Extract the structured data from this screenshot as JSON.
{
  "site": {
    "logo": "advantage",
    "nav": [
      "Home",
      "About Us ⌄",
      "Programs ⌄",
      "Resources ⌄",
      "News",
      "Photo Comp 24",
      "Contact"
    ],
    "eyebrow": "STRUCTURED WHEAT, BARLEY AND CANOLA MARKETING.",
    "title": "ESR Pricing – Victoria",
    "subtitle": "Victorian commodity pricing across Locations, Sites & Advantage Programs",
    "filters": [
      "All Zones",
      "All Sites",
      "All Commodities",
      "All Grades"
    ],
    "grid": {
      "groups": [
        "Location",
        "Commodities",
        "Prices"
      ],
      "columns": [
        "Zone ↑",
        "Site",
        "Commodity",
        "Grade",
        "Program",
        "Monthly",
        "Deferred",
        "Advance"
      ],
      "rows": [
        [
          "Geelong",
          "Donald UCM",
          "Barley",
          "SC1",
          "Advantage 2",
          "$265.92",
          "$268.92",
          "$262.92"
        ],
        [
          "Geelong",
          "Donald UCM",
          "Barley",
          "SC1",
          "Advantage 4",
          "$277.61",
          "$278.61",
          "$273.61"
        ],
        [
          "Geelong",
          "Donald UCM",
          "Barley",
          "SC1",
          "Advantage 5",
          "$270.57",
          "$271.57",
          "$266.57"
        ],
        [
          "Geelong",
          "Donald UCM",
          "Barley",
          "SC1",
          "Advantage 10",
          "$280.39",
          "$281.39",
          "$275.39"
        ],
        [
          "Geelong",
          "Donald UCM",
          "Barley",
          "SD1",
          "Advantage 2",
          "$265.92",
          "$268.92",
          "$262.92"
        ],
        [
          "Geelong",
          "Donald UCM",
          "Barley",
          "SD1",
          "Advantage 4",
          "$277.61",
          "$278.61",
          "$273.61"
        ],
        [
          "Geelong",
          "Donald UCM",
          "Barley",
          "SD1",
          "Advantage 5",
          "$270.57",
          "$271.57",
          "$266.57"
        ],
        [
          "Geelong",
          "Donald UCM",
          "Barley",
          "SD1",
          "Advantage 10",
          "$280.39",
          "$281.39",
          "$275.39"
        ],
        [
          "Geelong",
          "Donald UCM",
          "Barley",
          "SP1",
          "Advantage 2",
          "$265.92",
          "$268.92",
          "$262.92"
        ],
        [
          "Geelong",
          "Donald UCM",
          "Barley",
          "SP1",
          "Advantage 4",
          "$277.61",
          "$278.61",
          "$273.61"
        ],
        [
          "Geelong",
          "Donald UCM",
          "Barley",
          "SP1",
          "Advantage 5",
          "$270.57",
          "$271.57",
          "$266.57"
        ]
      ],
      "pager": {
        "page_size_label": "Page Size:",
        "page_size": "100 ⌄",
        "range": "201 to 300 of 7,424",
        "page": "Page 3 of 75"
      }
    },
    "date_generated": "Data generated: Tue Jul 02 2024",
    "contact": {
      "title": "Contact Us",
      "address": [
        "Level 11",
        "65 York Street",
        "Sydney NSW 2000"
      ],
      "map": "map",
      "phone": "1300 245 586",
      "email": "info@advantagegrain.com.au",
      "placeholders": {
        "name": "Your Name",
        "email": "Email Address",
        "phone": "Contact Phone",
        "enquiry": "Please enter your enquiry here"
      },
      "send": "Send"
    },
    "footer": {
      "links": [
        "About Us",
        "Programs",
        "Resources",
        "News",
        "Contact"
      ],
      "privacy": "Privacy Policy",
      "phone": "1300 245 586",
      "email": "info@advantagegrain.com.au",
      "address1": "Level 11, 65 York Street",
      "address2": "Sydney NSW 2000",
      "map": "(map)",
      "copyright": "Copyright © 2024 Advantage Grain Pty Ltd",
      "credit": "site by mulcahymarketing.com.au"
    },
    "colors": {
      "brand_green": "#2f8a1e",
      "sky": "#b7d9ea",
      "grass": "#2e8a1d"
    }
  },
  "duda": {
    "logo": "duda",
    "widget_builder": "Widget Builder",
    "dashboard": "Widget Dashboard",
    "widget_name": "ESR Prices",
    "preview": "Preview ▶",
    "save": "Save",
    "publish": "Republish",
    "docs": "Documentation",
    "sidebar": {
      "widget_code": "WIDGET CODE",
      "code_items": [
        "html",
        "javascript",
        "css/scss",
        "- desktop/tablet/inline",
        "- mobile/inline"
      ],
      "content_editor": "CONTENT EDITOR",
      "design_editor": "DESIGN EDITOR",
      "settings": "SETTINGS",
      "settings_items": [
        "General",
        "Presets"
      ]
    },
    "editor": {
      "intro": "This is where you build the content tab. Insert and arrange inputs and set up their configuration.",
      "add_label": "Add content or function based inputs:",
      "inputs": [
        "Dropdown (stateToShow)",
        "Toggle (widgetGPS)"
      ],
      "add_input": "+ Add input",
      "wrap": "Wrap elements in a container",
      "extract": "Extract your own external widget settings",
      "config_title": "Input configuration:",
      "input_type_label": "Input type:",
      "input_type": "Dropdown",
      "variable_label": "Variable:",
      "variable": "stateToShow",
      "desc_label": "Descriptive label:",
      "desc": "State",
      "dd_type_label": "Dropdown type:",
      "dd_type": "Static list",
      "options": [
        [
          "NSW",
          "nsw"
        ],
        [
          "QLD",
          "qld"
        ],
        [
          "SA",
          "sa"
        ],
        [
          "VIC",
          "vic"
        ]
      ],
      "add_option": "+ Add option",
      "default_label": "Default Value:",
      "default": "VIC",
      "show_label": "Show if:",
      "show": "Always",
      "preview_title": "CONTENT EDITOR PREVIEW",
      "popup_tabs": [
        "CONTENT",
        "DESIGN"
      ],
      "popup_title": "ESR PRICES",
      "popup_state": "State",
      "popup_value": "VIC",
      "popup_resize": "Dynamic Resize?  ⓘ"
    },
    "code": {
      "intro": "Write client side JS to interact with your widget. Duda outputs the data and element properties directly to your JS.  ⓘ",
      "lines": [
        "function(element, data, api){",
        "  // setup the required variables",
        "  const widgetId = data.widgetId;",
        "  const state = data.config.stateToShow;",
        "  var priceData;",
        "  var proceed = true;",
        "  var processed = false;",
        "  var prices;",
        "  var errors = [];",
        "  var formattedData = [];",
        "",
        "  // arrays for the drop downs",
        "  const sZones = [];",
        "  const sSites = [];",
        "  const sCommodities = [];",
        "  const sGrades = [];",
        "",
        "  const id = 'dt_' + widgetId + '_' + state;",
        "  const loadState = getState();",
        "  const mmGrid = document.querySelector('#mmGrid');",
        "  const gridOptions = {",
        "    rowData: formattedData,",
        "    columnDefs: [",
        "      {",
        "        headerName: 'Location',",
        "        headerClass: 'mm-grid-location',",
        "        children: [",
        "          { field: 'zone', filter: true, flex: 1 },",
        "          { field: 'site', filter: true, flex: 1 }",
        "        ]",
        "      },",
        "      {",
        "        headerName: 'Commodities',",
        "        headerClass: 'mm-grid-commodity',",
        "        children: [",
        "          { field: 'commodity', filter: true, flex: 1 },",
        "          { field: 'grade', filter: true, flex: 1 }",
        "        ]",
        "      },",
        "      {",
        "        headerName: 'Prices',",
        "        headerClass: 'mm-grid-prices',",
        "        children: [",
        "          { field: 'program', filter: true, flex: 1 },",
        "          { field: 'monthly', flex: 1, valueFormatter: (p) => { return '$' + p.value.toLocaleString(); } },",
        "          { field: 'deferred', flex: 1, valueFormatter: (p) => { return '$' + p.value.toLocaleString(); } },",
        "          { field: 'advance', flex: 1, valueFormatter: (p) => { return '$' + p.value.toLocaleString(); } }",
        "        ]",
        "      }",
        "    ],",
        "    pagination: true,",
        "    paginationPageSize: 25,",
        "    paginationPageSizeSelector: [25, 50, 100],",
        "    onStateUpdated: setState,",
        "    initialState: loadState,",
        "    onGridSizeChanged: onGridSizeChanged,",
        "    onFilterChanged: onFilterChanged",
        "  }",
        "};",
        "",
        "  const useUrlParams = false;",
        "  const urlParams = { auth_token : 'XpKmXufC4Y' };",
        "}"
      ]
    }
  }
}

* * * * * * *

◆ What you have to do: Pull out each line containing the word "Level" and copy it.

◆ Written solution:
        "Level 11",
      "address1": "Level 11, 65 York Street",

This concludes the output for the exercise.